(Data excerpts)
— Start —

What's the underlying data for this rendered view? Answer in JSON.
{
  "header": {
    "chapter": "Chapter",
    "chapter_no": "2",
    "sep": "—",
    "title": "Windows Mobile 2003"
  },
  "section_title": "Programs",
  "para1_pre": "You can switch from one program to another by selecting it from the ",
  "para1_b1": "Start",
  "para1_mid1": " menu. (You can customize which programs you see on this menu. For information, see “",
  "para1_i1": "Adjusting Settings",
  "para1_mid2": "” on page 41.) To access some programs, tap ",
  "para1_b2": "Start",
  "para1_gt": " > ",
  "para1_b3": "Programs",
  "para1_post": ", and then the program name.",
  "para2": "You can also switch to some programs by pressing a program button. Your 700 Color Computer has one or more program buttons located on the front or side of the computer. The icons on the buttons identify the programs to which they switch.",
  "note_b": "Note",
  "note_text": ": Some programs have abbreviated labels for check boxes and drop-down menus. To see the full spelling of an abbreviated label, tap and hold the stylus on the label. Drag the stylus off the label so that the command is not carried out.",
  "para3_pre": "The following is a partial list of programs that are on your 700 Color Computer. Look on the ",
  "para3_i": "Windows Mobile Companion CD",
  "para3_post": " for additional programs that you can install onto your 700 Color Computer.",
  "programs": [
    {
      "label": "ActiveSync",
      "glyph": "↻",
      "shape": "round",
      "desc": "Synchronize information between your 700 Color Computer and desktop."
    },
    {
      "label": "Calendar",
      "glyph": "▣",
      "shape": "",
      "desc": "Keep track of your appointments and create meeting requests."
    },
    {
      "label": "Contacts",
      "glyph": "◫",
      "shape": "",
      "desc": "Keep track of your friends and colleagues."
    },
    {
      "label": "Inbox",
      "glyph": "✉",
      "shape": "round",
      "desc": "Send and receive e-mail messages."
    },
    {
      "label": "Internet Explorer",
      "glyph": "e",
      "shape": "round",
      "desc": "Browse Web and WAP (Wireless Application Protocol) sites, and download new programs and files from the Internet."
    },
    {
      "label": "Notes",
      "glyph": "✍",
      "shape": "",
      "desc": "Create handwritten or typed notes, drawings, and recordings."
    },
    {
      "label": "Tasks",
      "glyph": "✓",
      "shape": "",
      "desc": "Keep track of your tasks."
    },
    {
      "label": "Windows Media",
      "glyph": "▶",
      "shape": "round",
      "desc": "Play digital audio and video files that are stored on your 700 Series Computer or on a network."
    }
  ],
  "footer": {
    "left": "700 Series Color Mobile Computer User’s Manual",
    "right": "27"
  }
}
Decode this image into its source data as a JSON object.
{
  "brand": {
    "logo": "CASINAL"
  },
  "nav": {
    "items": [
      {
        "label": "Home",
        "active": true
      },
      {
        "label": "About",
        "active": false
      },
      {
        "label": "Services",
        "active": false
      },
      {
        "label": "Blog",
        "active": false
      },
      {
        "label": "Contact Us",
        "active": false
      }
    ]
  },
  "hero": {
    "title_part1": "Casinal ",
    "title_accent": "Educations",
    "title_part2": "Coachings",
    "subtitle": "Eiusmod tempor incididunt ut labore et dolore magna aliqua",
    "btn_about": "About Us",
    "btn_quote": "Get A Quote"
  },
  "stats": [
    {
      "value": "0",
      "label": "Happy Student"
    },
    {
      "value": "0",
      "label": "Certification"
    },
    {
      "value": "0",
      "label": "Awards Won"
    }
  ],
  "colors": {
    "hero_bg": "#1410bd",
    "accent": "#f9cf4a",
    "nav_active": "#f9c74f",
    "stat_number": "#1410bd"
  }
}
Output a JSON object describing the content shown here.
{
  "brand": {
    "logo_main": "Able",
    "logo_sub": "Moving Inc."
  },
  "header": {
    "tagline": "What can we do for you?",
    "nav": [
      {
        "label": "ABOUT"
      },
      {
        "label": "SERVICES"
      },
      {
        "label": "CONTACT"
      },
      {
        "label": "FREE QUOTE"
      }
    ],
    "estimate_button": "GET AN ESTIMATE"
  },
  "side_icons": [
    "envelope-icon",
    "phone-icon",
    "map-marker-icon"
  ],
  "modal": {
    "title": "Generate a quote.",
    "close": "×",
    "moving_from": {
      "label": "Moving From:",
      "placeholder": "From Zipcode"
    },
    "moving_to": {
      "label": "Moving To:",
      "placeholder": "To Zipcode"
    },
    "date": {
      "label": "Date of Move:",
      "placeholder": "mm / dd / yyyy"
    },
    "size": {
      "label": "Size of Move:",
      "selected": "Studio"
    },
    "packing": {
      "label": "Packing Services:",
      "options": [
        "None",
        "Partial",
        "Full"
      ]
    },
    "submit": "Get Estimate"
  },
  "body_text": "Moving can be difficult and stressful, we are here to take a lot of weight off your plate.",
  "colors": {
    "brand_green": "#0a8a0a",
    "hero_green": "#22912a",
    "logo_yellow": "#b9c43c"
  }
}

— End —

Go through the entries and repeat each one exactly.

What's the underlying data for this rendered view? Answer in JSON.
{
  "header": {
    "chapter": "Chapter",
    "chapter_no": "2",
    "sep": "—",
    "title": "Windows Mobile 2003"
  },
  "section_title": "Programs",
  "para1_pre": "You can switch from one program to another by selecting it from the ",
  "para1_b1": "Start",
  "para1_mid1": " menu. (You can customize which programs you see on this menu. For information, see “",
  "para1_i1": "Adjusting Settings",
  "para1_mid2": "” on page 41.) To access some programs, tap ",
  "para1_b2": "Start",
  "para1_gt": " > ",
  "para1_b3": "Programs",
  "para1_post": ", and then the program name.",
  "para2": "You can also switch to some programs by pressing a program button. Your 700 Color Computer has one or more program buttons located on the front or side of the computer. The icons on the buttons identify the programs to which they switch.",
  "note_b": "Note",
  "note_text": ": Some programs have abbreviated labels for check boxes and drop-down menus. To see the full spelling of an abbreviated label, tap and hold the stylus on the label. Drag the stylus off the label so that the command is not carried out.",
  "para3_pre": "The following is a partial list of programs that are on your 700 Color Computer. Look on the ",
  "para3_i": "Windows Mobile Companion CD",
  "para3_post": " for additional programs that you can install onto your 700 Color Computer.",
  "programs": [
    {
      "label": "ActiveSync",
      "glyph": "↻",
      "shape": "round",
      "desc": "Synchronize information between your 700 Color Computer and desktop."
    },
    {
      "label": "Calendar",
      "glyph": "▣",
      "shape": "",
      "desc": "Keep track of your appointments and create meeting requests."
    },
    {
      "label": "Contacts",
      "glyph": "◫",
      "shape": "",
      "desc": "Keep track of your friends and colleagues."
    },
    {
      "label": "Inbox",
      "glyph": "✉",
      "shape": "round",
      "desc": "Send and receive e-mail messages."
    },
    {
      "label": "Internet Explorer",
      "glyph": "e",
      "shape": "round",
      "desc": "Browse Web and WAP (Wireless Application Protocol) sites, and download new programs and files from the Internet."
    },
    {
      "label": "Notes",
      "glyph": "✍",
      "shape": "",
      "desc": "Create handwritten or typed notes, drawings, and recordings."
    },
    {
      "label": "Tasks",
      "glyph": "✓",
      "shape": "",
      "desc": "Keep track of your tasks."
    },
    {
      "label": "Windows Media",
      "glyph": "▶",
      "shape": "round",
      "desc": "Play digital audio and video files that are stored on your 700 Series Computer or on a network."
    }
  ],
  "footer": {
    "left": "700 Series Color Mobile Computer User’s Manual",
    "right": "27"
  }
}
Decode this image into its source data as a JSON object.
{
  "brand": {
    "logo": "CASINAL"
  },
  "nav": {
    "items": [
      {
        "label": "Home",
        "active": true
      },
      {
        "label": "About",
        "active": false
      },
      {
        "label": "Services",
        "active": false
      },
      {
        "label": "Blog",
        "active": false
      },
      {
        "label": "Contact Us",
        "active": false
      }
    ]
  },
  "hero": {
    "title_part1": "Casinal ",
    "title_accent": "Educations",
    "title_part2": "Coachings",
    "subtitle": "Eiusmod tempor incididunt ut labore et dolore magna aliqua",
    "btn_about": "About Us",
    "btn_quote": "Get A Quote"
  },
  "stats": [
    {
      "value": "0",
      "label": "Happy Student"
    },
    {
      "value": "0",
      "label": "Certification"
    },
    {
      "value": "0",
      "label": "Awards Won"
    }
  ],
  "colors": {
    "hero_bg": "#1410bd",
    "accent": "#f9cf4a",
    "nav_active": "#f9c74f",
    "stat_number": "#1410bd"
  }
}
Output a JSON object describing the content shown here.
{
  "brand": {
    "logo_main": "Able",
    "logo_sub": "Moving Inc."
  },
  "header": {
    "tagline": "What can we do for you?",
    "nav": [
      {
        "label": "ABOUT"
      },
      {
        "label": "SERVICES"
      },
      {
        "label": "CONTACT"
      },
      {
        "label": "FREE QUOTE"
      }
    ],
    "estimate_button": "GET AN ESTIMATE"
  },
  "side_icons": [
    "envelope-icon",
    "phone-icon",
    "map-marker-icon"
  ],
  "modal": {
    "title": "Generate a quote.",
    "close": "×",
    "moving_from": {
      "label": "Moving From:",
      "placeholder": "From Zipcode"
    },
    "moving_to": {
      "label": "Moving To:",
      "placeholder": "To Zipcode"
    },
    "date": {
      "label": "Date of Move:",
      "placeholder": "mm / dd / yyyy"
    },
    "size": {
      "label": "Size of Move:",
      "selected": "Studio"
    },
    "packing": {
      "label": "Packing Services:",
      "options": [
        "None",
        "Partial",
        "Full"
      ]
    },
    "submit": "Get Estimate"
  },
  "body_text": "Moving can be difficult and stressful, we are here to take a lot of weight off your plate.",
  "colors": {
    "brand_green": "#0a8a0a",
    "hero_green": "#22912a",
    "logo_yellow": "#b9c43c"
  }
}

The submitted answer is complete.